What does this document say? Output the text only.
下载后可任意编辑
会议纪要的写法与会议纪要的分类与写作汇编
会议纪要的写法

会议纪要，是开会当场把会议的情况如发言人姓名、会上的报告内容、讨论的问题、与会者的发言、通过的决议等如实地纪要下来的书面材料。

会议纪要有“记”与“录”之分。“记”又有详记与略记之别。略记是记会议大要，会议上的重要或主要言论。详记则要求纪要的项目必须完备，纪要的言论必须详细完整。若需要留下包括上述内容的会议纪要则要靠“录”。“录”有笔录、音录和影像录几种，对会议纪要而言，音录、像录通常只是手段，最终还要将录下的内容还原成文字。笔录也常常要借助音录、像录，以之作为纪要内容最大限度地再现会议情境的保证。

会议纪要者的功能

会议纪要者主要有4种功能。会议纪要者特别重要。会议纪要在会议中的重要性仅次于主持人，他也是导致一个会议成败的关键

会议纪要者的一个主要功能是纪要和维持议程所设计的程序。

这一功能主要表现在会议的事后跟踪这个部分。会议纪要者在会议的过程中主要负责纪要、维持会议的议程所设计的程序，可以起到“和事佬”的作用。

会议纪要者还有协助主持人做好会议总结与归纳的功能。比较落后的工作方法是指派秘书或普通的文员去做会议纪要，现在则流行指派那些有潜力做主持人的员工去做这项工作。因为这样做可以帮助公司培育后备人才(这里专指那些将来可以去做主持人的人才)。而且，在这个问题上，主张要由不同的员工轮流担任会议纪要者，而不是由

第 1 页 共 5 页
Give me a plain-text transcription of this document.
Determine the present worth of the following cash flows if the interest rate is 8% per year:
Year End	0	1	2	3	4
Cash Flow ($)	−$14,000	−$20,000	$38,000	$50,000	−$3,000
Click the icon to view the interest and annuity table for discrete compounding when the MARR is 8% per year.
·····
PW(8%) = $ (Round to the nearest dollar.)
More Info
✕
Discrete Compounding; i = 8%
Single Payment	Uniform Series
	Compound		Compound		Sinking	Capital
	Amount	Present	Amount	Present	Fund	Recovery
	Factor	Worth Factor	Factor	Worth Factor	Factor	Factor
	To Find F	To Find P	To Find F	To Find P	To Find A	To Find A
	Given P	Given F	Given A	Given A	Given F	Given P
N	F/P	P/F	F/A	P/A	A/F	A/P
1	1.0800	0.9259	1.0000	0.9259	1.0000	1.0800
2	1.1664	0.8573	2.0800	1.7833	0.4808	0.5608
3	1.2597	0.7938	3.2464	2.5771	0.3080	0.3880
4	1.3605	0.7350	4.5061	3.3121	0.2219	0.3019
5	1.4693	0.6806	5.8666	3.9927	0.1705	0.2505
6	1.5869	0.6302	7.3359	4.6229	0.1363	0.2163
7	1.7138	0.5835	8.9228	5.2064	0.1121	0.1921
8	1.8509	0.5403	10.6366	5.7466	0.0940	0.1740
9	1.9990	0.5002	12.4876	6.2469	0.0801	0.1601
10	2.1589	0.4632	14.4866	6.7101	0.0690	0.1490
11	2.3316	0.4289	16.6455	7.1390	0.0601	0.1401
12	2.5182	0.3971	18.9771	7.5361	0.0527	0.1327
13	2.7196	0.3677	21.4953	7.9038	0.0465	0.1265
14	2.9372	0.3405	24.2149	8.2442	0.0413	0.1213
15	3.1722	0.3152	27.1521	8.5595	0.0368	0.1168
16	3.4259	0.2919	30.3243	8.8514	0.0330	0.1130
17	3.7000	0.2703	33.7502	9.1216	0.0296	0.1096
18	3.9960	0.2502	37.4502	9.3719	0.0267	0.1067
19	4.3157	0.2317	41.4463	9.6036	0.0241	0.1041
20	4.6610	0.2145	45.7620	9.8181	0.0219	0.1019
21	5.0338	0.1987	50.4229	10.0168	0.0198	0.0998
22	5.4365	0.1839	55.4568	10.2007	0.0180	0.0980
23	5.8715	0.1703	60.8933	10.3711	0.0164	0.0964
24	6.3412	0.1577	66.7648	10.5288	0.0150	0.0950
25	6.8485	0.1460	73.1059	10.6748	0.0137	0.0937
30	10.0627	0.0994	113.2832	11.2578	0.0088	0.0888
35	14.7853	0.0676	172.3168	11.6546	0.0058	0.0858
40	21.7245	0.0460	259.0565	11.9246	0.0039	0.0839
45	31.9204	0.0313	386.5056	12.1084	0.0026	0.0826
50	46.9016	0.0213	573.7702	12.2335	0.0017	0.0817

----------

--- TASK DIRECTIONS ---
Every entry should be output exactly as written, please.

--- ANSWER FOR THE TASK ---
What does this document say? Output the text only.
下载后可任意编辑
会议纪要的写法与会议纪要的分类与写作汇编
会议纪要的写法

会议纪要，是开会当场把会议的情况如发言人姓名、会上的报告内容、讨论的问题、与会者的发言、通过的决议等如实地纪要下来的书面材料。

会议纪要有“记”与“录”之分。“记”又有详记与略记之别。略记是记会议大要，会议上的重要或主要言论。详记则要求纪要的项目必须完备，纪要的言论必须详细完整。若需要留下包括上述内容的会议纪要则要靠“录”。“录”有笔录、音录和影像录几种，对会议纪要而言，音录、像录通常只是手段，最终还要将录下的内容还原成文字。笔录也常常要借助音录、像录，以之作为纪要内容最大限度地再现会议情境的保证。

会议纪要者的功能

会议纪要者主要有4种功能。会议纪要者特别重要。会议纪要在会议中的重要性仅次于主持人，他也是导致一个会议成败的关键

会议纪要者的一个主要功能是纪要和维持议程所设计的程序。

这一功能主要表现在会议的事后跟踪这个部分。会议纪要者在会议的过程中主要负责纪要、维持会议的议程所设计的程序，可以起到“和事佬”的作用。

会议纪要者还有协助主持人做好会议总结与归纳的功能。比较落后的工作方法是指派秘书或普通的文员去做会议纪要，现在则流行指派那些有潜力做主持人的员工去做这项工作。因为这样做可以帮助公司培育后备人才(这里专指那些将来可以去做主持人的人才)。而且，在这个问题上，主张要由不同的员工轮流担任会议纪要者，而不是由

第 1 页 共 5 页
Give me a plain-text transcription of this document.
Determine the present worth of the following cash flows if the interest rate is 8% per year:
Year End	0	1	2	3	4
Cash Flow ($)	−$14,000	−$20,000	$38,000	$50,000	−$3,000
Click the icon to view the interest and annuity table for discrete compounding when the MARR is 8% per year.
·····
PW(8%) = $ (Round to the nearest dollar.)
More Info
✕
Discrete Compounding; i = 8%
Single Payment	Uniform Series
	Compound		Compound		Sinking	Capital
	Amount	Present	Amount	Present	Fund	Recovery
	Factor	Worth Factor	Factor	Worth Factor	Factor	Factor
	To Find F	To Find P	To Find F	To Find P	To Find A	To Find A
	Given P	Given F	Given A	Given A	Given F	Given P
N	F/P	P/F	F/A	P/A	A/F	A/P
1	1.0800	0.9259	1.0000	0.9259	1.0000	1.0800
2	1.1664	0.8573	2.0800	1.7833	0.4808	0.5608
3	1.2597	0.7938	3.2464	2.5771	0.3080	0.3880
4	1.3605	0.7350	4.5061	3.3121	0.2219	0.3019
5	1.4693	0.6806	5.8666	3.9927	0.1705	0.2505
6	1.5869	0.6302	7.3359	4.6229	0.1363	0.2163
7	1.7138	0.5835	8.9228	5.2064	0.1121	0.1921
8	1.8509	0.5403	10.6366	5.7466	0.0940	0.1740
9	1.9990	0.5002	12.4876	6.2469	0.0801	0.1601
10	2.1589	0.4632	14.4866	6.7101	0.0690	0.1490
11	2.3316	0.4289	16.6455	7.1390	0.0601	0.1401
12	2.5182	0.3971	18.9771	7.5361	0.0527	0.1327
13	2.7196	0.3677	21.4953	7.9038	0.0465	0.1265
14	2.9372	0.3405	24.2149	8.2442	0.0413	0.1213
15	3.1722	0.3152	27.1521	8.5595	0.0368	0.1168
16	3.4259	0.2919	30.3243	8.8514	0.0330	0.1130
17	3.7000	0.2703	33.7502	9.1216	0.0296	0.1096
18	3.9960	0.2502	37.4502	9.3719	0.0267	0.1067
19	4.3157	0.2317	41.4463	9.6036	0.0241	0.1041
20	4.6610	0.2145	45.7620	9.8181	0.0219	0.1019
21	5.0338	0.1987	50.4229	10.0168	0.0198	0.0998
22	5.4365	0.1839	55.4568	10.2007	0.0180	0.0980
23	5.8715	0.1703	60.8933	10.3711	0.0164	0.0964
24	6.3412	0.1577	66.7648	10.5288	0.0150	0.0950
25	6.8485	0.1460	73.1059	10.6748	0.0137	0.0937
30	10.0627	0.0994	113.2832	11.2578	0.0088	0.0888
35	14.7853	0.0676	172.3168	11.6546	0.0058	0.0858
40	21.7245	0.0460	259.0565	11.9246	0.0039	0.0839
45	31.9204	0.0313	386.5056	12.1084	0.0026	0.0826
50	46.9016	0.0213	573.7702	12.2335	0.0017	0.0817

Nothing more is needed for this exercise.